**** DATA TO PROCESS

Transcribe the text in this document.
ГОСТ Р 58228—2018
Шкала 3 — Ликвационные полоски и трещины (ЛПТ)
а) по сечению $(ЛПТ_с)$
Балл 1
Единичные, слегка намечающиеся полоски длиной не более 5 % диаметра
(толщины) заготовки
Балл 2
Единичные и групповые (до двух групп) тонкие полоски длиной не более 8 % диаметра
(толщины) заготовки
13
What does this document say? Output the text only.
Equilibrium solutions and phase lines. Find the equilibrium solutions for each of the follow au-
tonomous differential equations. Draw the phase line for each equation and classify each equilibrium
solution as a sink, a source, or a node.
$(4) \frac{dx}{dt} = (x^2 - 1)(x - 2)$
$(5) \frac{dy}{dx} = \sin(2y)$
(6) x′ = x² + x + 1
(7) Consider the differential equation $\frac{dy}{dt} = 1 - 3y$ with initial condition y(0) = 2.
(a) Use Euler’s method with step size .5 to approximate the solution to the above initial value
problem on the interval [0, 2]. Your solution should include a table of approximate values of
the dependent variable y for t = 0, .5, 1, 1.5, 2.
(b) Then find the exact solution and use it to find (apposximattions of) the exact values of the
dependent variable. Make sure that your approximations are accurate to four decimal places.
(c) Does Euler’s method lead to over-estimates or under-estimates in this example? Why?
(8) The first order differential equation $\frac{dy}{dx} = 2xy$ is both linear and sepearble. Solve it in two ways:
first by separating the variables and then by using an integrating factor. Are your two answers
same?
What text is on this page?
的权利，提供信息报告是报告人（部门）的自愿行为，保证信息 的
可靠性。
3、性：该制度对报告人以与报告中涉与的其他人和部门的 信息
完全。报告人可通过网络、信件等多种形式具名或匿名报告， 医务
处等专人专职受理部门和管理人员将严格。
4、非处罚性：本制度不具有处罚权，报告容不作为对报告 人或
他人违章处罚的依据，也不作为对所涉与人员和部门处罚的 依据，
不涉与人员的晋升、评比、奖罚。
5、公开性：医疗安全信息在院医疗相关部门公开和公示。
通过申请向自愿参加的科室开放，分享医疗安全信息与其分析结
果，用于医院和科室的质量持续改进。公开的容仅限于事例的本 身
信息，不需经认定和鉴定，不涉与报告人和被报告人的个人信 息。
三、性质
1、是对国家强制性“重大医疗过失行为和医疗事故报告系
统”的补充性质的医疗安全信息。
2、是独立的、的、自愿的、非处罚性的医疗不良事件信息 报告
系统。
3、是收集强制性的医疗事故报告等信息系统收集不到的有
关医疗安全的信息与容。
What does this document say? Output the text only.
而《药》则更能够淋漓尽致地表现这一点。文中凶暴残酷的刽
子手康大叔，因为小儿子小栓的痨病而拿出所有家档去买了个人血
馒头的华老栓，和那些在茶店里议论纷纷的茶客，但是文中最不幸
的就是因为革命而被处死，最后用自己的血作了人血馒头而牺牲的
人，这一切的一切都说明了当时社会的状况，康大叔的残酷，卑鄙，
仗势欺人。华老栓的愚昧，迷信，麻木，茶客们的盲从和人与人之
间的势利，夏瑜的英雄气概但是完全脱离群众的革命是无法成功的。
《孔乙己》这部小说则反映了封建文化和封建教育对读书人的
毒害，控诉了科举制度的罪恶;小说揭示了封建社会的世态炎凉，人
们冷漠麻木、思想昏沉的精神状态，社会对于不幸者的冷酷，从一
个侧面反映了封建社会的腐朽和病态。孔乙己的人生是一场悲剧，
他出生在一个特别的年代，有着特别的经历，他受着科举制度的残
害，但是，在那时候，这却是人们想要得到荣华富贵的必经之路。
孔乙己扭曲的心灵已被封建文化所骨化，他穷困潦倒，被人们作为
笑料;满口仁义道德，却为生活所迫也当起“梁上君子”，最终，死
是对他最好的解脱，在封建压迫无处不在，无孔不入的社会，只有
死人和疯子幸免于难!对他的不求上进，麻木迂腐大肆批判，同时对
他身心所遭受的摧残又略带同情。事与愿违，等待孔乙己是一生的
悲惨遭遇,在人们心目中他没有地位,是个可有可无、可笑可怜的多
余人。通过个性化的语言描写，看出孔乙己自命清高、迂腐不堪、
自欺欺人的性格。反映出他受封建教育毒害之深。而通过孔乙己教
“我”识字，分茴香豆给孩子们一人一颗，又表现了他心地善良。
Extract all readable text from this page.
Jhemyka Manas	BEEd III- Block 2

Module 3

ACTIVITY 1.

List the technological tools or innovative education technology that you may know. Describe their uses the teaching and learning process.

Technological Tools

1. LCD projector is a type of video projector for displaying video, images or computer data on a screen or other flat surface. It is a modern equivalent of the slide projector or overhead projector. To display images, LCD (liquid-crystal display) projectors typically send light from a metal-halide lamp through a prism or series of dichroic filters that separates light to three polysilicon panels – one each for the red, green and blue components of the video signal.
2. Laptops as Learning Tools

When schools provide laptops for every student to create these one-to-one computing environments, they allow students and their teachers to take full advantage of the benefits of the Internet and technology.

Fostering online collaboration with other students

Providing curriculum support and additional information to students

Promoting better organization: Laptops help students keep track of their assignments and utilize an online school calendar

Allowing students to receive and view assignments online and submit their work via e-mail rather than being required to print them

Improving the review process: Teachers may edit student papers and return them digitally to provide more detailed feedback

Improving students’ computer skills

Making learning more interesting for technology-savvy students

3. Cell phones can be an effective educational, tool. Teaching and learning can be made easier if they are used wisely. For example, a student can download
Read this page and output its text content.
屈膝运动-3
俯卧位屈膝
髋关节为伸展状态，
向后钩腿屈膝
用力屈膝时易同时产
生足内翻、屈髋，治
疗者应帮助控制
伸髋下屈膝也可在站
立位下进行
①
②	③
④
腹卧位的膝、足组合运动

********

WHAT THE TASK ASKS
Transcribe the material above word for word.

RESPONSE TO THE TASK
Transcribe the text in this document.
ГОСТ Р 58228—2018
Шкала 3 — Ликвационные полоски и трещины (ЛПТ)
а) по сечению $(ЛПТ_с)$
Балл 1
Единичные, слегка намечающиеся полоски длиной не более 5 % диаметра
(толщины) заготовки
Балл 2
Единичные и групповые (до двух групп) тонкие полоски длиной не более 8 % диаметра
(толщины) заготовки
13
What does this document say? Output the text only.
Equilibrium solutions and phase lines. Find the equilibrium solutions for each of the follow au-
tonomous differential equations. Draw the phase line for each equation and classify each equilibrium
solution as a sink, a source, or a node.
$(4) \frac{dx}{dt} = (x^2 - 1)(x - 2)$
$(5) \frac{dy}{dx} = \sin(2y)$
(6) x′ = x² + x + 1
(7) Consider the differential equation $\frac{dy}{dt} = 1 - 3y$ with initial condition y(0) = 2.
(a) Use Euler’s method with step size .5 to approximate the solution to the above initial value
problem on the interval [0, 2]. Your solution should include a table of approximate values of
the dependent variable y for t = 0, .5, 1, 1.5, 2.
(b) Then find the exact solution and use it to find (apposximattions of) the exact values of the
dependent variable. Make sure that your approximations are accurate to four decimal places.
(c) Does Euler’s method lead to over-estimates or under-estimates in this example? Why?
(8) The first order differential equation $\frac{dy}{dx} = 2xy$ is both linear and sepearble. Solve it in two ways:
first by separating the variables and then by using an integrating factor. Are your two answers
same?
What text is on this page?
的权利，提供信息报告是报告人（部门）的自愿行为，保证信息 的
可靠性。
3、性：该制度对报告人以与报告中涉与的其他人和部门的 信息
完全。报告人可通过网络、信件等多种形式具名或匿名报告， 医务
处等专人专职受理部门和管理人员将严格。
4、非处罚性：本制度不具有处罚权，报告容不作为对报告 人或
他人违章处罚的依据，也不作为对所涉与人员和部门处罚的 依据，
不涉与人员的晋升、评比、奖罚。
5、公开性：医疗安全信息在院医疗相关部门公开和公示。
通过申请向自愿参加的科室开放，分享医疗安全信息与其分析结
果，用于医院和科室的质量持续改进。公开的容仅限于事例的本 身
信息，不需经认定和鉴定，不涉与报告人和被报告人的个人信 息。
三、性质
1、是对国家强制性“重大医疗过失行为和医疗事故报告系
统”的补充性质的医疗安全信息。
2、是独立的、的、自愿的、非处罚性的医疗不良事件信息 报告
系统。
3、是收集强制性的医疗事故报告等信息系统收集不到的有
关医疗安全的信息与容。
What does this document say? Output the text only.
而《药》则更能够淋漓尽致地表现这一点。文中凶暴残酷的刽
子手康大叔，因为小儿子小栓的痨病而拿出所有家档去买了个人血
馒头的华老栓，和那些在茶店里议论纷纷的茶客，但是文中最不幸
的就是因为革命而被处死，最后用自己的血作了人血馒头而牺牲的
人，这一切的一切都说明了当时社会的状况，康大叔的残酷，卑鄙，
仗势欺人。华老栓的愚昧，迷信，麻木，茶客们的盲从和人与人之
间的势利，夏瑜的英雄气概但是完全脱离群众的革命是无法成功的。
《孔乙己》这部小说则反映了封建文化和封建教育对读书人的
毒害，控诉了科举制度的罪恶;小说揭示了封建社会的世态炎凉，人
们冷漠麻木、思想昏沉的精神状态，社会对于不幸者的冷酷，从一
个侧面反映了封建社会的腐朽和病态。孔乙己的人生是一场悲剧，
他出生在一个特别的年代，有着特别的经历，他受着科举制度的残
害，但是，在那时候，这却是人们想要得到荣华富贵的必经之路。
孔乙己扭曲的心灵已被封建文化所骨化，他穷困潦倒，被人们作为
笑料;满口仁义道德，却为生活所迫也当起“梁上君子”，最终，死
是对他最好的解脱，在封建压迫无处不在，无孔不入的社会，只有
死人和疯子幸免于难!对他的不求上进，麻木迂腐大肆批判，同时对
他身心所遭受的摧残又略带同情。事与愿违，等待孔乙己是一生的
悲惨遭遇,在人们心目中他没有地位,是个可有可无、可笑可怜的多
余人。通过个性化的语言描写，看出孔乙己自命清高、迂腐不堪、
自欺欺人的性格。反映出他受封建教育毒害之深。而通过孔乙己教
“我”识字，分茴香豆给孩子们一人一颗，又表现了他心地善良。
Extract all readable text from this page.
Jhemyka Manas	BEEd III- Block 2

Module 3

ACTIVITY 1.

List the technological tools or innovative education technology that you may know. Describe their uses the teaching and learning process.

Technological Tools

1. LCD projector is a type of video projector for displaying video, images or computer data on a screen or other flat surface. It is a modern equivalent of the slide projector or overhead projector. To display images, LCD (liquid-crystal display) projectors typically send light from a metal-halide lamp through a prism or series of dichroic filters that separates light to three polysilicon panels – one each for the red, green and blue components of the video signal.
2. Laptops as Learning Tools

When schools provide laptops for every student to create these one-to-one computing environments, they allow students and their teachers to take full advantage of the benefits of the Internet and technology.

Fostering online collaboration with other students

Providing curriculum support and additional information to students

Promoting better organization: Laptops help students keep track of their assignments and utilize an online school calendar

Allowing students to receive and view assignments online and submit their work via e-mail rather than being required to print them

Improving the review process: Teachers may edit student papers and return them digitally to provide more detailed feedback

Improving students’ computer skills

Making learning more interesting for technology-savvy students

3. Cell phones can be an effective educational, tool. Teaching and learning can be made easier if they are used wisely. For example, a student can download
Read this page and output its text content.
屈膝运动-3
俯卧位屈膝
髋关节为伸展状态，
向后钩腿屈膝
用力屈膝时易同时产
生足内翻、屈髋，治
疗者应帮助控制
伸髋下屈膝也可在站
立位下进行
①
②	③
④
腹卧位的膝、足组合运动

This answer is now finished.